● **Given request**
Reproduce the listing exactly, with no pictures in your copy.

::::

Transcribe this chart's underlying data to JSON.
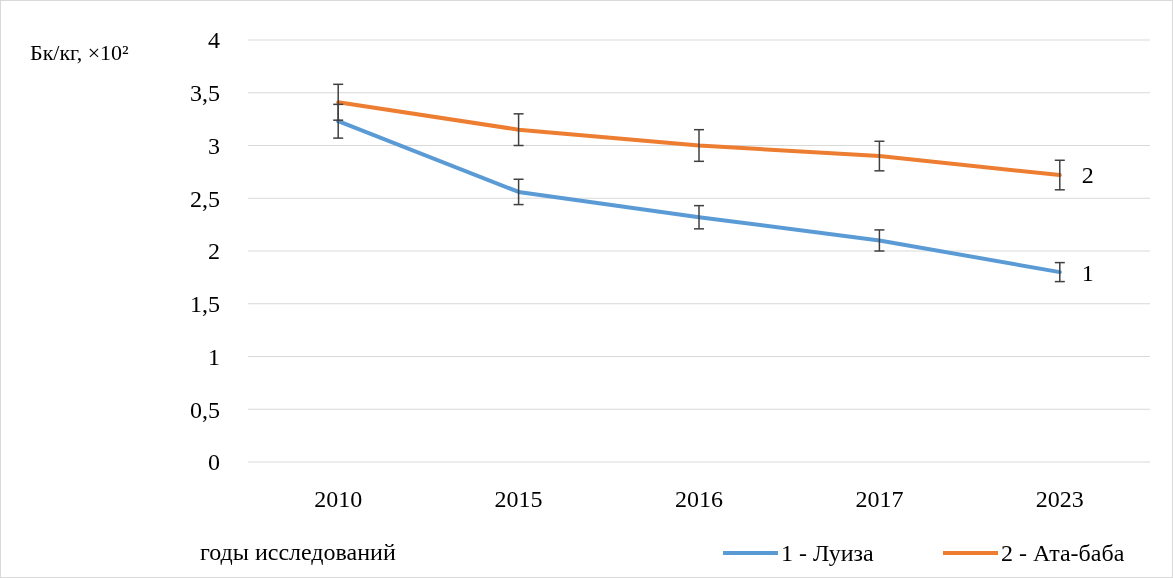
{
  "chart_data": {
    "type": "line",
    "ylabel": "Бк/кг, ×10²",
    "xlabel": "годы исследований",
    "categories": [
      "2010",
      "2015",
      "2016",
      "2017",
      "2023"
    ],
    "series": [
      {
        "name": "1 - Луиза",
        "color": "#5b9bd5",
        "values": [
          3.23,
          2.56,
          2.32,
          2.1,
          1.8
        ],
        "errors": [
          0.16,
          0.12,
          0.11,
          0.1,
          0.09
        ]
      },
      {
        "name": "2 - Ата-баба",
        "color": "#ed7d31",
        "values": [
          3.41,
          3.15,
          3.0,
          2.9,
          2.72
        ],
        "errors": [
          0.17,
          0.15,
          0.15,
          0.14,
          0.14
        ]
      }
    ],
    "ylim": [
      0,
      4
    ],
    "yticks": [
      0,
      {
        "value": 0.5,
        "label": "0,5"
      },
      1,
      {
        "value": 1.5,
        "label": "1,5"
      },
      2,
      {
        "value": 2.5,
        "label": "2,5"
      },
      3,
      {
        "value": 3.5,
        "label": "3,5"
      },
      4
    ],
    "grid": "y",
    "legend": "bottom right",
    "marker": "none",
    "line_style": "solid",
    "annotations": [
      {
        "text": "1",
        "x": "2023",
        "y": 1.8
      },
      {
        "text": "2",
        "x": "2023",
        "y": 2.72
      }
    ]
  }
}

::::

● **Full answer**
Transcribe this chart's underlying data to JSON.
{
  "chart_data": {
    "type": "line",
    "ylabel": "Бк/кг, ×10²",
    "xlabel": "годы исследований",
    "categories": [
      "2010",
      "2015",
      "2016",
      "2017",
      "2023"
    ],
    "series": [
      {
        "name": "1 - Луиза",
        "color": "#5b9bd5",
        "values": [
          3.23,
          2.56,
          2.32,
          2.1,
          1.8
        ],
        "errors": [
          0.16,
          0.12,
          0.11,
          0.1,
          0.09
        ]
      },
      {
        "name": "2 - Ата-баба",
        "color": "#ed7d31",
        "values": [
          3.41,
          3.15,
          3.0,
          2.9,
          2.72
        ],
        "errors": [
          0.17,
          0.15,
          0.15,
          0.14,
          0.14
        ]
      }
    ],
    "ylim": [
      0,
      4
    ],
    "yticks": [
      0,
      {
        "value": 0.5,
        "label": "0,5"
      },
      1,
      {
        "value": 1.5,
        "label": "1,5"
      },
      2,
      {
        "value": 2.5,
        "label": "2,5"
      },
      3,
      {
        "value": 3.5,
        "label": "3,5"
      },
      4
    ],
    "grid": "y",
    "legend": "bottom right",
    "marker": "none",
    "line_style": "solid",
    "annotations": [
      {
        "text": "1",
        "x": "2023",
        "y": 1.8
      },
      {
        "text": "2",
        "x": "2023",
        "y": 2.72
      }
    ]
  }
}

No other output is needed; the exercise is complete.